> _Task objective_:
Keep every line where the word "page" appears; drop the rest.

> _Input records_:
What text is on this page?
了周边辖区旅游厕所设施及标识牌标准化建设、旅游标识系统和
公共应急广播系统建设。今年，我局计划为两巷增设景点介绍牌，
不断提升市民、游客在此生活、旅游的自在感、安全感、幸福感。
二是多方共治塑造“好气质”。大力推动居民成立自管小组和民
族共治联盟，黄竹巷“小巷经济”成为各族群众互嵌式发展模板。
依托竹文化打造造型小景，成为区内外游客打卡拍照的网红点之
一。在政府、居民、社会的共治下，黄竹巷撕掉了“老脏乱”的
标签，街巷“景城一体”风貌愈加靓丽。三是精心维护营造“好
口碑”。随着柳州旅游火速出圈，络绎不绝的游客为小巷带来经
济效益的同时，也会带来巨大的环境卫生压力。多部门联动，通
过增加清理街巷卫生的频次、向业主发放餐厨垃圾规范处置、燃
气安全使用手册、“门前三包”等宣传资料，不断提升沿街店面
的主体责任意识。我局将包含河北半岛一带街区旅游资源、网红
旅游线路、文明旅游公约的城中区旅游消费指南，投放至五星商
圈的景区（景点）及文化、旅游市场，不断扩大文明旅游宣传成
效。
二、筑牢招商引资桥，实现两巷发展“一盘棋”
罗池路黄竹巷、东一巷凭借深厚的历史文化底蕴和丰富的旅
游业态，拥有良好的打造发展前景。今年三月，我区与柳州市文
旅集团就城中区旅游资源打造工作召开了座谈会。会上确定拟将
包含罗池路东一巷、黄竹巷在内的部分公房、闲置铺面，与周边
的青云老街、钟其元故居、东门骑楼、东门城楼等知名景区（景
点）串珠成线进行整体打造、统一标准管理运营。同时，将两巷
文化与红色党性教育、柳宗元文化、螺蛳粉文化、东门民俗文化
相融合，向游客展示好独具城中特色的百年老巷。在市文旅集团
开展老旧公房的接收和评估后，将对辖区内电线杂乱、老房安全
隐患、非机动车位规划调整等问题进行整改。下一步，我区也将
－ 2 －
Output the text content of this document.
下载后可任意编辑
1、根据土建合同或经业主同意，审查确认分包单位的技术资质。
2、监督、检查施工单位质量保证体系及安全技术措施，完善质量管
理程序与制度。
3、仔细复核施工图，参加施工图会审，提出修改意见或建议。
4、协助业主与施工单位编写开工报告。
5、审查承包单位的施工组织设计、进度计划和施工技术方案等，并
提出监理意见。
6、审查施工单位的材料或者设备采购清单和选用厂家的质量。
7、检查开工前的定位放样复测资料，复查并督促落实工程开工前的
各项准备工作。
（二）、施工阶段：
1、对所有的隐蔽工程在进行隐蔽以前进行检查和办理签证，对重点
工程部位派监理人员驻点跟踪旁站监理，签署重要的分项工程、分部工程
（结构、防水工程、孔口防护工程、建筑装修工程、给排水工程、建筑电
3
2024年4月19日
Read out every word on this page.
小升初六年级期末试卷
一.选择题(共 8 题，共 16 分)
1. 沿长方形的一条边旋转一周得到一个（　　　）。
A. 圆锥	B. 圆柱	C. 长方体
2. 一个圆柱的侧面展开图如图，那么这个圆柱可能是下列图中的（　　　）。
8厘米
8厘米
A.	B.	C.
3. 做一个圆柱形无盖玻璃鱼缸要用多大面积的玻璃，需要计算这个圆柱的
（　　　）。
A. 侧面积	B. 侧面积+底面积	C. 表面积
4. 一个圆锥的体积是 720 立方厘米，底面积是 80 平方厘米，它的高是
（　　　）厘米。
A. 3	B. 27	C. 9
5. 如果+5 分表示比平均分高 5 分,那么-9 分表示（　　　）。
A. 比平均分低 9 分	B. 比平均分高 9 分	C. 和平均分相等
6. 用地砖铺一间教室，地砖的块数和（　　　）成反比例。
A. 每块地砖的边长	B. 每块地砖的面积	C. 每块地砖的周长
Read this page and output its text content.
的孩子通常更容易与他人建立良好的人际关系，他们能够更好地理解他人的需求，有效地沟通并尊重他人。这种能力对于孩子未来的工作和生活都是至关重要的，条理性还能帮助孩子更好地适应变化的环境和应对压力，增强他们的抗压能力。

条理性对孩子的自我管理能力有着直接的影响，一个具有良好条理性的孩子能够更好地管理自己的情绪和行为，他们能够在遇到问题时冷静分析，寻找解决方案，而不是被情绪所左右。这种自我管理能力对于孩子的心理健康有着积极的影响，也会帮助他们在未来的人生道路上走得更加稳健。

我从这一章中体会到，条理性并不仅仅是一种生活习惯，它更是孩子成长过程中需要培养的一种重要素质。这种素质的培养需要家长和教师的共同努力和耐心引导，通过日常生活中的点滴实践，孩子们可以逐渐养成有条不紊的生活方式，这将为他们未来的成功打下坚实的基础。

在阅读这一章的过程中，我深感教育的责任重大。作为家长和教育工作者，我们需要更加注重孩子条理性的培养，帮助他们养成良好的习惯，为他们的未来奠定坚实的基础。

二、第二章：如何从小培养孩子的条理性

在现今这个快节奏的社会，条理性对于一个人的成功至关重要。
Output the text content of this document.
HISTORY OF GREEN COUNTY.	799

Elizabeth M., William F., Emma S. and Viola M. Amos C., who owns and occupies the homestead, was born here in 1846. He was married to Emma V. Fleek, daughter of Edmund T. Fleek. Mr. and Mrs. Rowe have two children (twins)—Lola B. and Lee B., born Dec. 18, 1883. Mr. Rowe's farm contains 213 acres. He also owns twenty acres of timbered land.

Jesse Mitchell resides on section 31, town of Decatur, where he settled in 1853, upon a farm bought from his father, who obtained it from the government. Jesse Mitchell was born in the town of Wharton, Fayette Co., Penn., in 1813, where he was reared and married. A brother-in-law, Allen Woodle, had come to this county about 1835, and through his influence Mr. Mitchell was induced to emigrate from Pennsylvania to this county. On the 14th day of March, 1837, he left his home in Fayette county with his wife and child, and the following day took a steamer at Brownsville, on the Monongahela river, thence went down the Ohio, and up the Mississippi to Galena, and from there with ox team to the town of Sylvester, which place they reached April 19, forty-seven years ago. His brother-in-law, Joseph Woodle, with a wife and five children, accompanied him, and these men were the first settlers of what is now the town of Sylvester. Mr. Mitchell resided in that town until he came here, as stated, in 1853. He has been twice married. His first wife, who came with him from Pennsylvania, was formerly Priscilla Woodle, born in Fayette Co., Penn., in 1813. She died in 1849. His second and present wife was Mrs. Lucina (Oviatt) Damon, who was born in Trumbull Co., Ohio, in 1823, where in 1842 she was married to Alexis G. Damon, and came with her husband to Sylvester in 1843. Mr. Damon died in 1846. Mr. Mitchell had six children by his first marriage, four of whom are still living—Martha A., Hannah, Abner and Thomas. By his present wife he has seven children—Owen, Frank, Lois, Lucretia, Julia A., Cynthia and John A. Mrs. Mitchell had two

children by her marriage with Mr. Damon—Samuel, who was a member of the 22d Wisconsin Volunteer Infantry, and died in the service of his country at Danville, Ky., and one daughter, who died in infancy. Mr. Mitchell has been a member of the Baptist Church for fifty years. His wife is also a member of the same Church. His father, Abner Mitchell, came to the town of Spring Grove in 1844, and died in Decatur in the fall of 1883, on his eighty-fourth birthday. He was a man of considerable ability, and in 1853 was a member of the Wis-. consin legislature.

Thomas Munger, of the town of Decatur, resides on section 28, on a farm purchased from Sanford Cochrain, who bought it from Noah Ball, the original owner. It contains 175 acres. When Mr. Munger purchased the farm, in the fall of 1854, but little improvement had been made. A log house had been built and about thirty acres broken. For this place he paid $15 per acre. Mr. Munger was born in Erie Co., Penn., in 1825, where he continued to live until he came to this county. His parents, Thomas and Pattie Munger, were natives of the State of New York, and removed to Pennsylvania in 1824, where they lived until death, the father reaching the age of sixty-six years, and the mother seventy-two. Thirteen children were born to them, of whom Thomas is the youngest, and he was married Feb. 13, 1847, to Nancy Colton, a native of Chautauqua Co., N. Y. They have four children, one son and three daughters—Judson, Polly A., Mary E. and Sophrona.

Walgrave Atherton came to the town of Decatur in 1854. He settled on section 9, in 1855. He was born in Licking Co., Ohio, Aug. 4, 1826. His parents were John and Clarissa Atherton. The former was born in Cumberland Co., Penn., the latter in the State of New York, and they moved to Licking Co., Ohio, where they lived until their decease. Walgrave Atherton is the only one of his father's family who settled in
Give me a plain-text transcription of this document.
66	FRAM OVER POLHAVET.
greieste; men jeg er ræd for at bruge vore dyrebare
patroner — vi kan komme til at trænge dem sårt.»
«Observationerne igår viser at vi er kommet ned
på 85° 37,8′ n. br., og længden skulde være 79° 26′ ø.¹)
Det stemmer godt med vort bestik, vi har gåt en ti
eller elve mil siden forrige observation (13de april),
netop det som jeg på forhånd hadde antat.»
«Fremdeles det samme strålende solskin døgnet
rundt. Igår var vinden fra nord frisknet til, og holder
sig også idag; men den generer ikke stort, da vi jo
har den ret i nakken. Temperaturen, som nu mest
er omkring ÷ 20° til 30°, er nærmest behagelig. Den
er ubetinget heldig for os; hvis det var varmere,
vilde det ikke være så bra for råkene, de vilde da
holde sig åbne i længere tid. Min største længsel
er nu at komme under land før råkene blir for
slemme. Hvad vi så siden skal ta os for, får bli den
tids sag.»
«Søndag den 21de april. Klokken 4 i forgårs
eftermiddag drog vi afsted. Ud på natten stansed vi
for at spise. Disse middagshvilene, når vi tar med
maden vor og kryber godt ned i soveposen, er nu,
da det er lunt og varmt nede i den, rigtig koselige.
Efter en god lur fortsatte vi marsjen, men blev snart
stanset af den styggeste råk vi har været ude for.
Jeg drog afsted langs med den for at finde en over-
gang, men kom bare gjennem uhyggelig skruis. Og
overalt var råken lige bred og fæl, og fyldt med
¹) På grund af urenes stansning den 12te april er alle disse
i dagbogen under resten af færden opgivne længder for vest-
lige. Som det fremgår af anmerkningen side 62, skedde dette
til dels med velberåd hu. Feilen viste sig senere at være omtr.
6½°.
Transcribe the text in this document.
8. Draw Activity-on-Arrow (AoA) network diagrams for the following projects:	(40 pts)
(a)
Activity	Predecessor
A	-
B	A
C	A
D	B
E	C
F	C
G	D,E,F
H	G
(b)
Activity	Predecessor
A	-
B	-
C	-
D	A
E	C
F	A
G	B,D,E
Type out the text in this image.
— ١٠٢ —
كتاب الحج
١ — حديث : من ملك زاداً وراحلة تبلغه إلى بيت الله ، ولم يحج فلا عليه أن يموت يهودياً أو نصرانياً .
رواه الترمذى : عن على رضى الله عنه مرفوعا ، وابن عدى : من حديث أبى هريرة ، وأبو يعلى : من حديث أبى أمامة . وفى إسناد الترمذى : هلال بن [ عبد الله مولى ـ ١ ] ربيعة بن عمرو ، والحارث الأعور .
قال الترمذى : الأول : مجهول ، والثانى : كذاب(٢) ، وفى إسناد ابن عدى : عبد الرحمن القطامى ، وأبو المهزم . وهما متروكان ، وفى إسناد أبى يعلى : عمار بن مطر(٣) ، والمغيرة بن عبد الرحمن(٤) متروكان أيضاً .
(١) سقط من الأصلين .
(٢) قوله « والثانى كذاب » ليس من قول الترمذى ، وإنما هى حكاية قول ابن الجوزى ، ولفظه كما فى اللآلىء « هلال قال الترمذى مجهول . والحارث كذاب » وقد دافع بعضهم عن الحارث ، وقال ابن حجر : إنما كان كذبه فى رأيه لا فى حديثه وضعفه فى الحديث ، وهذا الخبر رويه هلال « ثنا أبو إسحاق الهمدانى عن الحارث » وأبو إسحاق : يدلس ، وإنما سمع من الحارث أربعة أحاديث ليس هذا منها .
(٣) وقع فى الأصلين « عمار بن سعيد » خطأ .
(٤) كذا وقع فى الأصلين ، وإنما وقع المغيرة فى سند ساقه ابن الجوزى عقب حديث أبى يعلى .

> _Result of the exercise_:
What text is on this page?
Read out every word on this page.
Read this page and output its text content.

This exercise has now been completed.